WHAT YOU NEED TO DO = Reproduce the entries word for word, and omit any picture you find in them.

>> start RECORDS TO PROCESS

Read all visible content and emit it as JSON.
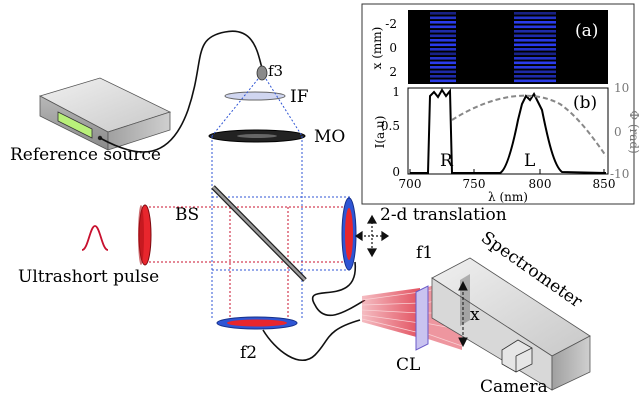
{
  "labels": {
    "reference_source": "Reference source",
    "ultrashort_pulse": "Ultrashort pulse",
    "bs": "BS",
    "mo": "MO",
    "if": "IF",
    "f1": "f1",
    "f2": "f2",
    "f3": "f3",
    "translation": "2-d translation",
    "spectrometer": "Spectrometer",
    "camera": "Camera",
    "cl": "CL",
    "x": "x"
  },
  "inset": {
    "panel_a_tag": "(a)",
    "panel_b_tag": "(b)",
    "a_ylabel": "x (mm)",
    "a_yticks": [
      "-2",
      "0",
      "2"
    ],
    "b_ylabel_left": "I(a.u)",
    "b_yticks_left": [
      "1",
      "0.5",
      "0"
    ],
    "b_ylabel_right": "Φ (rad)",
    "b_yticks_right": [
      "10",
      "0",
      "-10"
    ],
    "xlabel": "λ (nm)",
    "xticks": [
      "700",
      "750",
      "800",
      "850"
    ],
    "peak_labels": [
      "R",
      "L"
    ]
  },
  "colors": {
    "beam": "#c8102e",
    "optic_red": "#e8262d",
    "optic_blue": "#2f55d4",
    "fringe": "#2b3df0",
    "phase": "#888888"
  }
}
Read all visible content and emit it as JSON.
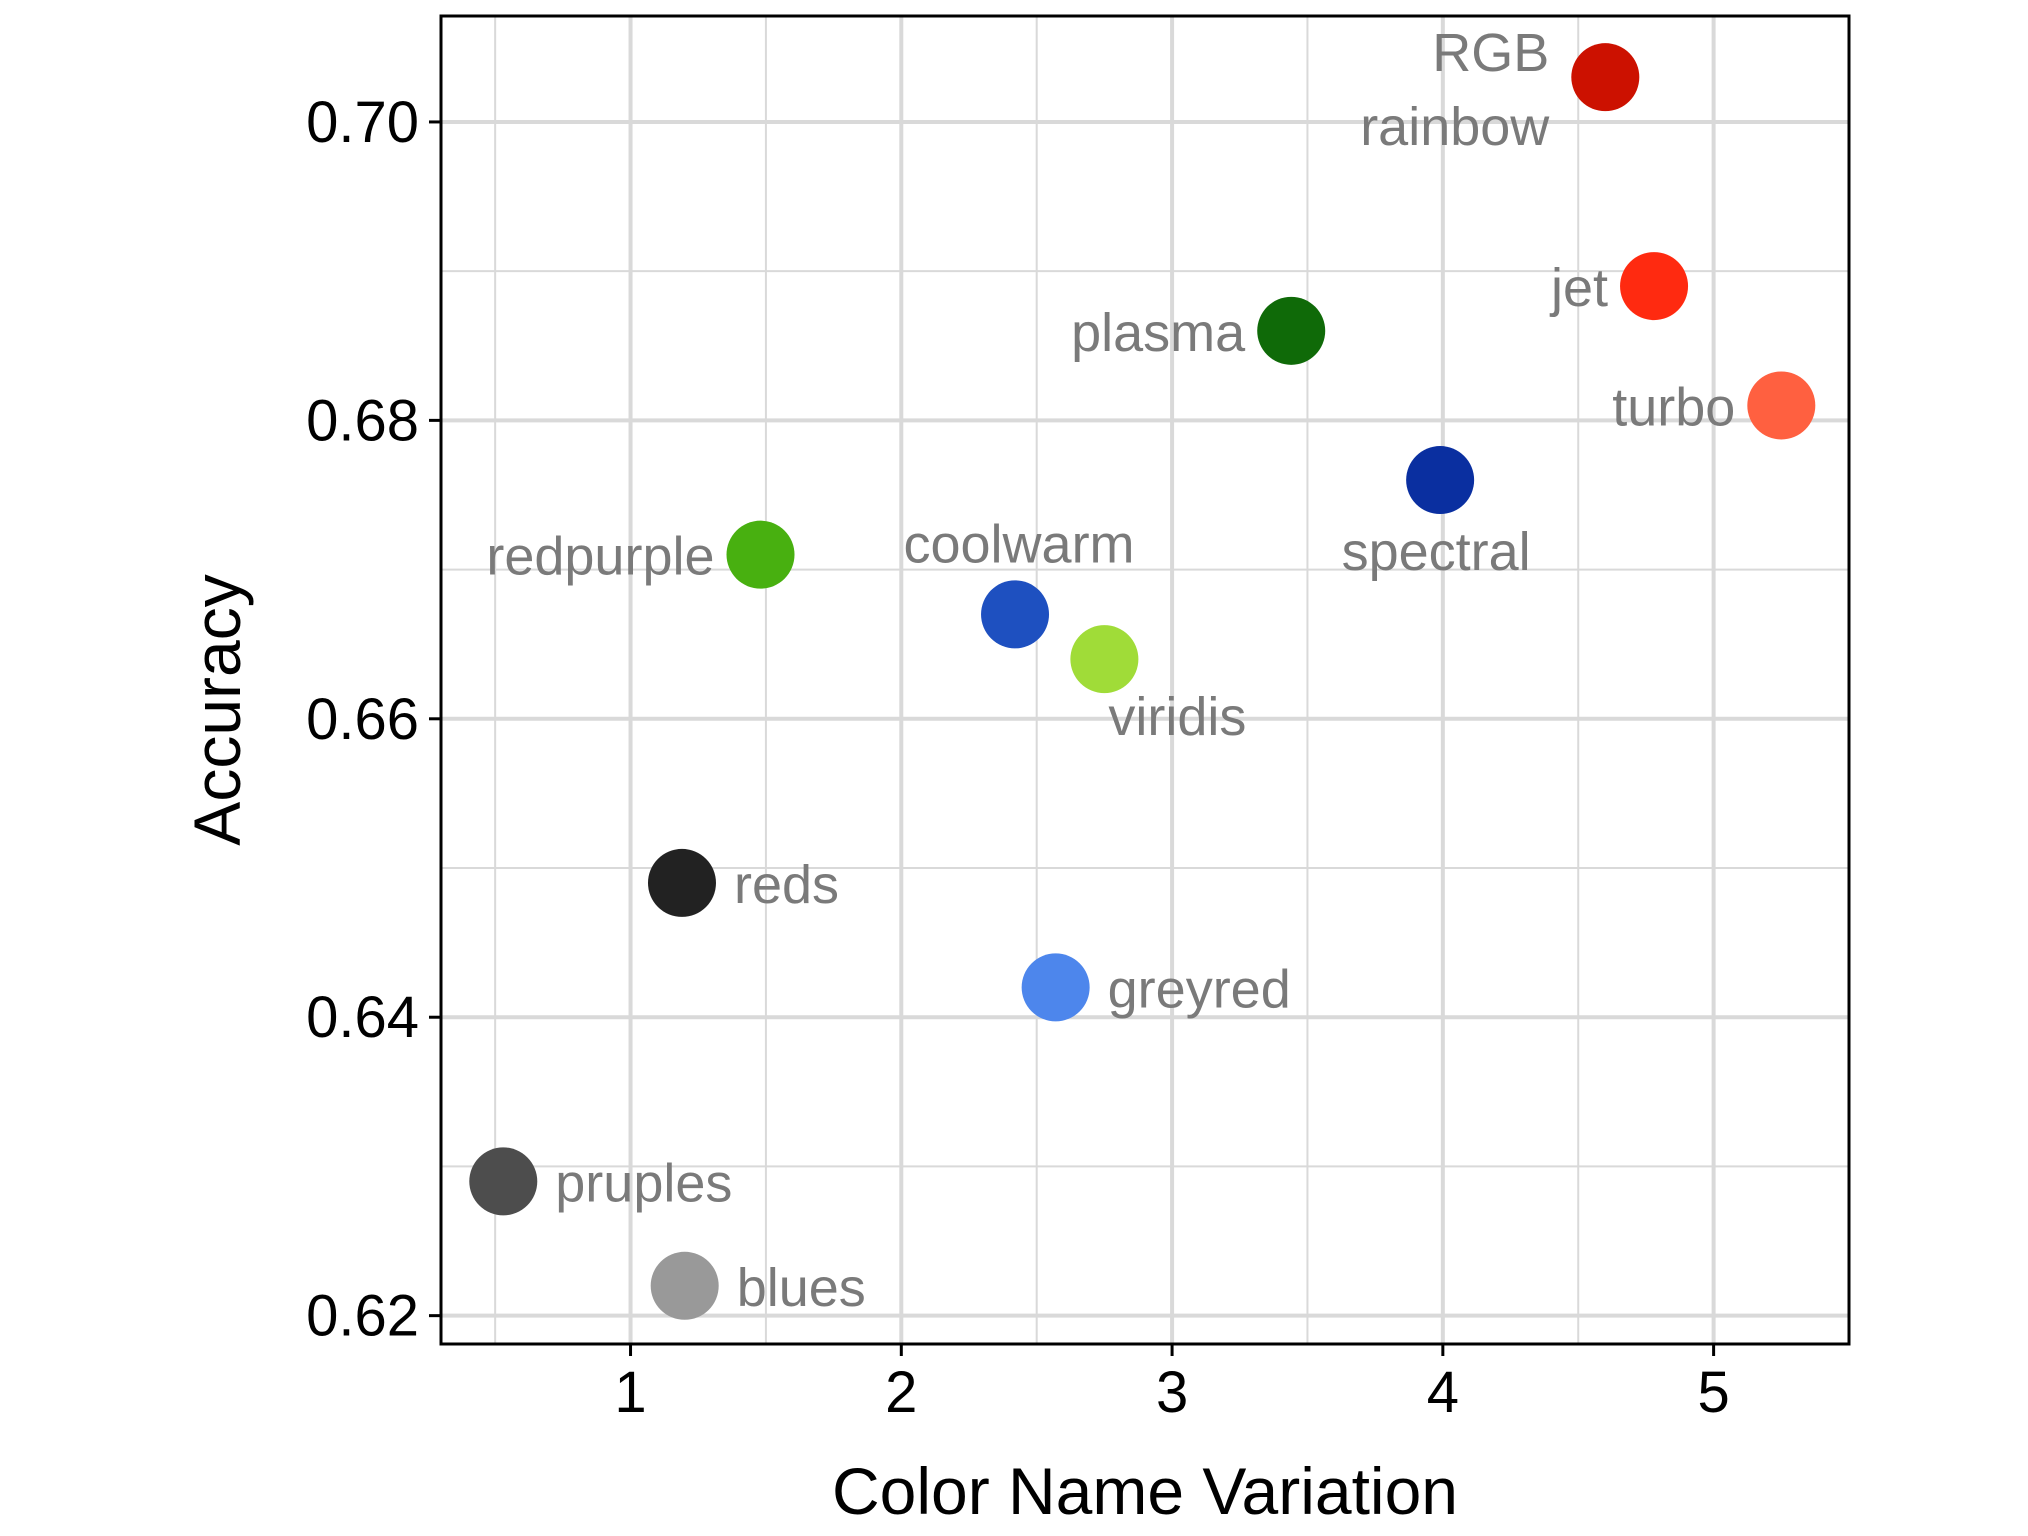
{
  "chart_data": {
    "type": "scatter",
    "title": "",
    "xlabel": "Color Name Variation",
    "ylabel": "Accuracy",
    "xlim": [
      0.3,
      5.5
    ],
    "ylim": [
      0.6181,
      0.7071
    ],
    "x_ticks": [
      {
        "value": 1,
        "label": "1"
      },
      {
        "value": 2,
        "label": "2"
      },
      {
        "value": 3,
        "label": "3"
      },
      {
        "value": 4,
        "label": "4"
      },
      {
        "value": 5,
        "label": "5"
      }
    ],
    "y_ticks": [
      {
        "value": 0.62,
        "label": "0.62"
      },
      {
        "value": 0.64,
        "label": "0.64"
      },
      {
        "value": 0.66,
        "label": "0.66"
      },
      {
        "value": 0.68,
        "label": "0.68"
      },
      {
        "value": 0.7,
        "label": "0.70"
      }
    ],
    "grid": true,
    "legend": "none",
    "points": [
      {
        "name": "RGB",
        "x": 4.6,
        "y": 0.703,
        "color": "#cc1100",
        "label_side": "upper-left"
      },
      {
        "name": "rainbow",
        "x": 4.6,
        "y": 0.703,
        "color": "#cc1100",
        "label_side": "lower-left",
        "shared_marker": true
      },
      {
        "name": "jet",
        "x": 4.78,
        "y": 0.689,
        "color": "#ff2a10",
        "label_side": "left"
      },
      {
        "name": "turbo",
        "x": 5.25,
        "y": 0.681,
        "color": "#ff6040",
        "label_side": "left"
      },
      {
        "name": "plasma",
        "x": 3.44,
        "y": 0.686,
        "color": "#0f6a08",
        "label_side": "left"
      },
      {
        "name": "spectral",
        "x": 3.99,
        "y": 0.676,
        "color": "#0a2fa0",
        "label_side": "below"
      },
      {
        "name": "redpurple",
        "x": 1.48,
        "y": 0.671,
        "color": "#48b010",
        "label_side": "left"
      },
      {
        "name": "coolwarm",
        "x": 2.42,
        "y": 0.667,
        "color": "#1e50c0",
        "label_side": "above"
      },
      {
        "name": "viridis",
        "x": 2.75,
        "y": 0.664,
        "color": "#a0dc38",
        "label_side": "lower-right"
      },
      {
        "name": "reds",
        "x": 1.19,
        "y": 0.649,
        "color": "#222222",
        "label_side": "right"
      },
      {
        "name": "greyred",
        "x": 2.57,
        "y": 0.642,
        "color": "#4d86ec",
        "label_side": "right"
      },
      {
        "name": "pruples",
        "x": 0.53,
        "y": 0.629,
        "color": "#4d4d4d",
        "label_side": "right"
      },
      {
        "name": "blues",
        "x": 1.2,
        "y": 0.622,
        "color": "#999999",
        "label_side": "right"
      }
    ],
    "colors": {
      "grid": "#d9d9d9",
      "frame": "#000000",
      "label": "#7a7a7a"
    }
  }
}
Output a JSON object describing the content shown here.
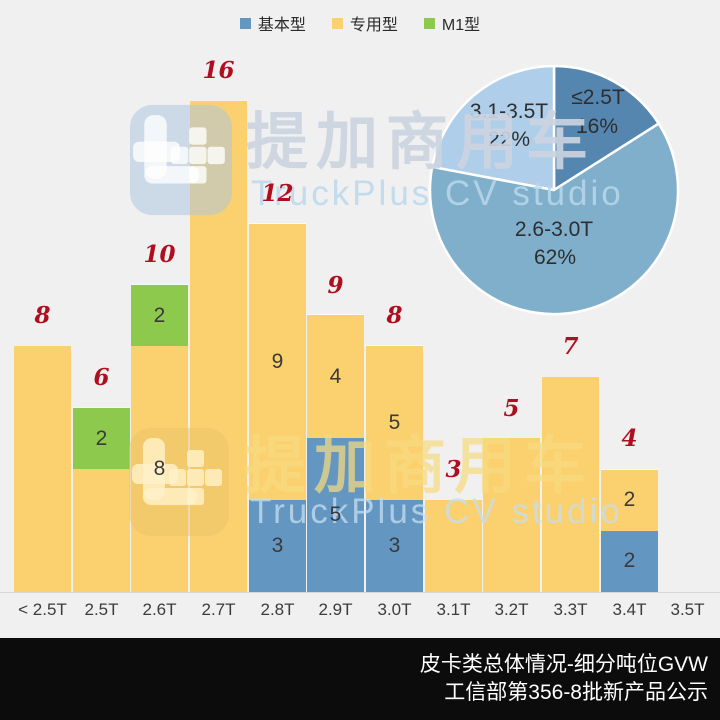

>> end RECORDS TO PROCESS

PROBLEM SOLUTION =
Read all visible content and emit it as JSON.
{
  "labels": {
    "reference_source": "Reference source",
    "ultrashort_pulse": "Ultrashort pulse",
    "bs": "BS",
    "mo": "MO",
    "if": "IF",
    "f1": "f1",
    "f2": "f2",
    "f3": "f3",
    "translation": "2-d translation",
    "spectrometer": "Spectrometer",
    "camera": "Camera",
    "cl": "CL",
    "x": "x"
  },
  "inset": {
    "panel_a_tag": "(a)",
    "panel_b_tag": "(b)",
    "a_ylabel": "x (mm)",
    "a_yticks": [
      "-2",
      "0",
      "2"
    ],
    "b_ylabel_left": "I(a.u)",
    "b_yticks_left": [
      "1",
      "0.5",
      "0"
    ],
    "b_ylabel_right": "Φ (rad)",
    "b_yticks_right": [
      "10",
      "0",
      "-10"
    ],
    "xlabel": "λ (nm)",
    "xticks": [
      "700",
      "750",
      "800",
      "850"
    ],
    "peak_labels": [
      "R",
      "L"
    ]
  },
  "colors": {
    "beam": "#c8102e",
    "optic_red": "#e8262d",
    "optic_blue": "#2f55d4",
    "fringe": "#2b3df0",
    "phase": "#888888"
  }
}
Read all visible content and emit it as JSON.
{
  "chart_data": {
    "type": "scatter",
    "title": "",
    "xlabel": "Color Name Variation",
    "ylabel": "Accuracy",
    "xlim": [
      0.3,
      5.5
    ],
    "ylim": [
      0.6181,
      0.7071
    ],
    "x_ticks": [
      {
        "value": 1,
        "label": "1"
      },
      {
        "value": 2,
        "label": "2"
      },
      {
        "value": 3,
        "label": "3"
      },
      {
        "value": 4,
        "label": "4"
      },
      {
        "value": 5,
        "label": "5"
      }
    ],
    "y_ticks": [
      {
        "value": 0.62,
        "label": "0.62"
      },
      {
        "value": 0.64,
        "label": "0.64"
      },
      {
        "value": 0.66,
        "label": "0.66"
      },
      {
        "value": 0.68,
        "label": "0.68"
      },
      {
        "value": 0.7,
        "label": "0.70"
      }
    ],
    "grid": true,
    "legend": "none",
    "points": [
      {
        "name": "RGB",
        "x": 4.6,
        "y": 0.703,
        "color": "#cc1100",
        "label_side": "upper-left"
      },
      {
        "name": "rainbow",
        "x": 4.6,
        "y": 0.703,
        "color": "#cc1100",
        "label_side": "lower-left",
        "shared_marker": true
      },
      {
        "name": "jet",
        "x": 4.78,
        "y": 0.689,
        "color": "#ff2a10",
        "label_side": "left"
      },
      {
        "name": "turbo",
        "x": 5.25,
        "y": 0.681,
        "color": "#ff6040",
        "label_side": "left"
      },
      {
        "name": "plasma",
        "x": 3.44,
        "y": 0.686,
        "color": "#0f6a08",
        "label_side": "left"
      },
      {
        "name": "spectral",
        "x": 3.99,
        "y": 0.676,
        "color": "#0a2fa0",
        "label_side": "below"
      },
      {
        "name": "redpurple",
        "x": 1.48,
        "y": 0.671,
        "color": "#48b010",
        "label_side": "left"
      },
      {
        "name": "coolwarm",
        "x": 2.42,
        "y": 0.667,
        "color": "#1e50c0",
        "label_side": "above"
      },
      {
        "name": "viridis",
        "x": 2.75,
        "y": 0.664,
        "color": "#a0dc38",
        "label_side": "lower-right"
      },
      {
        "name": "reds",
        "x": 1.19,
        "y": 0.649,
        "color": "#222222",
        "label_side": "right"
      },
      {
        "name": "greyred",
        "x": 2.57,
        "y": 0.642,
        "color": "#4d86ec",
        "label_side": "right"
      },
      {
        "name": "pruples",
        "x": 0.53,
        "y": 0.629,
        "color": "#4d4d4d",
        "label_side": "right"
      },
      {
        "name": "blues",
        "x": 1.2,
        "y": 0.622,
        "color": "#999999",
        "label_side": "right"
      }
    ],
    "colors": {
      "grid": "#d9d9d9",
      "frame": "#000000",
      "label": "#7a7a7a"
    }
  }
}
Output a JSON object describing the content shown here.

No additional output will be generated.